● Your objective
Note each line where "price" appears, and copy it.

### Task material ###

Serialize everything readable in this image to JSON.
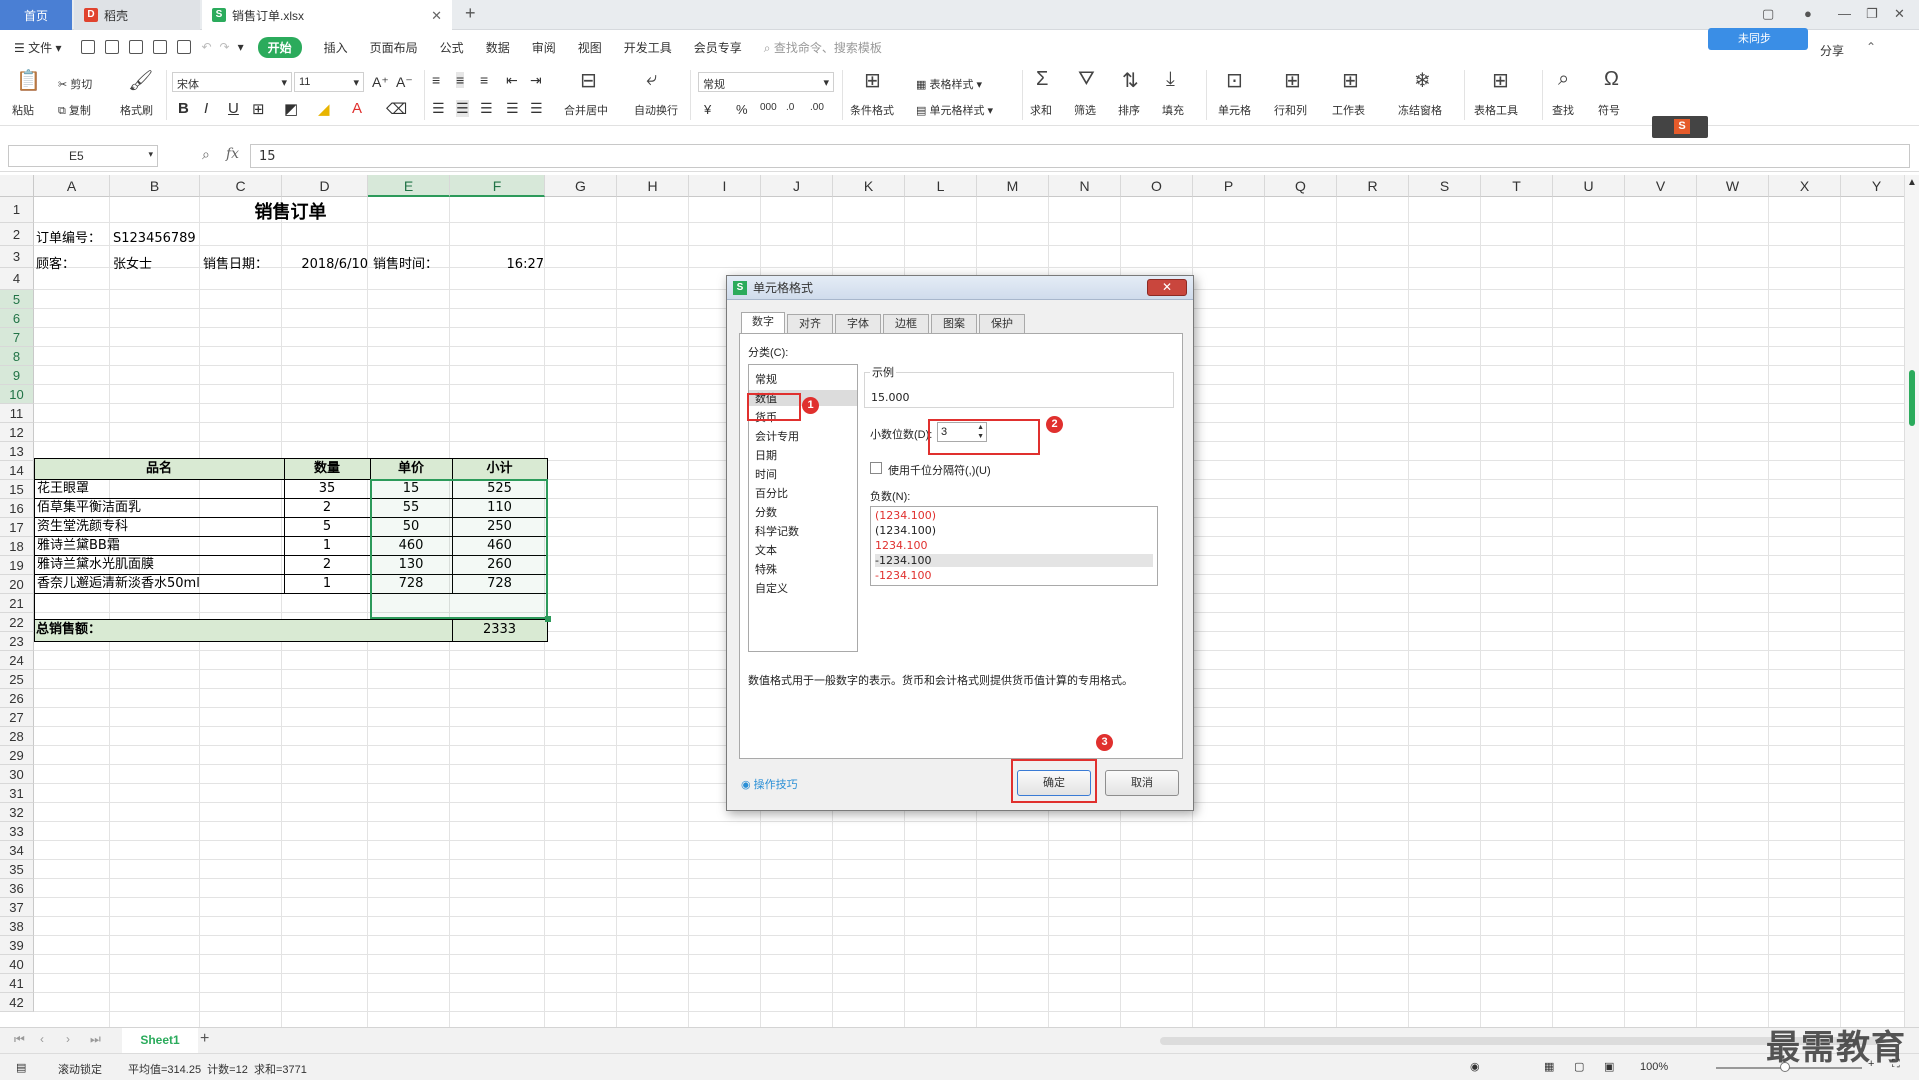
{
  "tabs": {
    "home": "首页",
    "daoke": "稻壳",
    "file": "销售订单.xlsx",
    "new_tab": "+"
  },
  "menu": {
    "file": "文件",
    "items": [
      "开始",
      "插入",
      "页面布局",
      "公式",
      "数据",
      "审阅",
      "视图",
      "开发工具",
      "会员专享"
    ],
    "search_placeholder": "查找命令、搜索模板",
    "cloud_badge": "未同步",
    "share": "分享"
  },
  "ribbon": {
    "paste": "粘贴",
    "cut": "剪切",
    "copy": "复制",
    "format_painter": "格式刷",
    "font_name": "宋体",
    "font_size": "11",
    "merge_center": "合并居中",
    "wrap": "自动换行",
    "number_format": "常规",
    "cond_format": "条件格式",
    "table_style": "表格样式",
    "cell_style": "单元格样式",
    "sum": "求和",
    "filter": "筛选",
    "sort": "排序",
    "fill": "填充",
    "cell": "单元格",
    "row_col": "行和列",
    "worksheet": "工作表",
    "freeze": "冻结窗格",
    "table_tools": "表格工具",
    "find": "查找",
    "symbol": "符号"
  },
  "formula_bar": {
    "cell_ref": "E5",
    "fx": "fx",
    "value": "15"
  },
  "columns": [
    "A",
    "B",
    "C",
    "D",
    "E",
    "F",
    "G",
    "H",
    "I",
    "J",
    "K",
    "L",
    "M",
    "N",
    "O",
    "P",
    "Q",
    "R",
    "S",
    "T",
    "U",
    "V",
    "W",
    "X",
    "Y"
  ],
  "rows": [
    "1",
    "2",
    "3",
    "4",
    "5",
    "6",
    "7",
    "8",
    "9",
    "10",
    "11",
    "12",
    "13",
    "14",
    "15",
    "16",
    "17",
    "18",
    "19",
    "20",
    "21",
    "22",
    "23",
    "24",
    "25",
    "26",
    "27",
    "28",
    "29",
    "30",
    "31",
    "32",
    "33",
    "34",
    "35",
    "36",
    "37",
    "38",
    "39",
    "40",
    "41",
    "42"
  ],
  "sheet": {
    "title": "销售订单",
    "order_label": "订单编号：",
    "order_no": "S123456789",
    "customer_label": "顾客：",
    "customer": "张女士",
    "date_label": "销售日期：",
    "date": "2018/6/10",
    "time_label": "销售时间：",
    "time": "16:27",
    "headers": [
      "品名",
      "数量",
      "单价",
      "小计"
    ],
    "items": [
      {
        "name": "花王眼罩",
        "qty": "35",
        "price": "15",
        "subtotal": "525"
      },
      {
        "name": "佰草集平衡洁面乳",
        "qty": "2",
        "price": "55",
        "subtotal": "110"
      },
      {
        "name": "资生堂洗颜专科",
        "qty": "5",
        "price": "50",
        "subtotal": "250"
      },
      {
        "name": "雅诗兰黛BB霜",
        "qty": "1",
        "price": "460",
        "subtotal": "460"
      },
      {
        "name": "雅诗兰黛水光肌面膜",
        "qty": "2",
        "price": "130",
        "subtotal": "260"
      },
      {
        "name": "香奈儿邂逅清新淡香水50ml",
        "qty": "1",
        "price": "728",
        "subtotal": "728"
      }
    ],
    "total_label": "总销售额：",
    "total": "2333"
  },
  "dialog": {
    "title": "单元格格式",
    "tabs": [
      "数字",
      "对齐",
      "字体",
      "边框",
      "图案",
      "保护"
    ],
    "category_label": "分类(C):",
    "categories": [
      "常规",
      "数值",
      "货币",
      "会计专用",
      "日期",
      "时间",
      "百分比",
      "分数",
      "科学记数",
      "文本",
      "特殊",
      "自定义"
    ],
    "sample_label": "示例",
    "sample_value": "15.000",
    "decimal_label": "小数位数(D):",
    "decimal_value": "3",
    "thousands_label": "使用千位分隔符(,)(U)",
    "negative_label": "负数(N):",
    "negatives": [
      "(1234.100)",
      "(1234.100)",
      "1234.100",
      "-1234.100",
      "-1234.100"
    ],
    "description": "数值格式用于一般数字的表示。货币和会计格式则提供货币值计算的专用格式。",
    "tips": "操作技巧",
    "ok": "确定",
    "cancel": "取消",
    "badges": [
      "1",
      "2",
      "3"
    ]
  },
  "sheet_tab": "Sheet1",
  "status": {
    "scroll_lock": "滚动锁定",
    "summary": "平均值=314.25  计数=12  求和=3771",
    "zoom": "100%"
  },
  "watermark": "最需教育",
  "colors": {
    "accent_green": "#2bab5c",
    "selection_green": "#2c9a5a",
    "header_fill": "#d9ead3",
    "annotation_red": "#e0302e",
    "negative_red": "#e0302e"
  }
}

###

● Reply to the exercise
        "price": "15",
        "price": "55",
        "price": "50",
        "price": "460",
        "price": "130",
        "price": "728",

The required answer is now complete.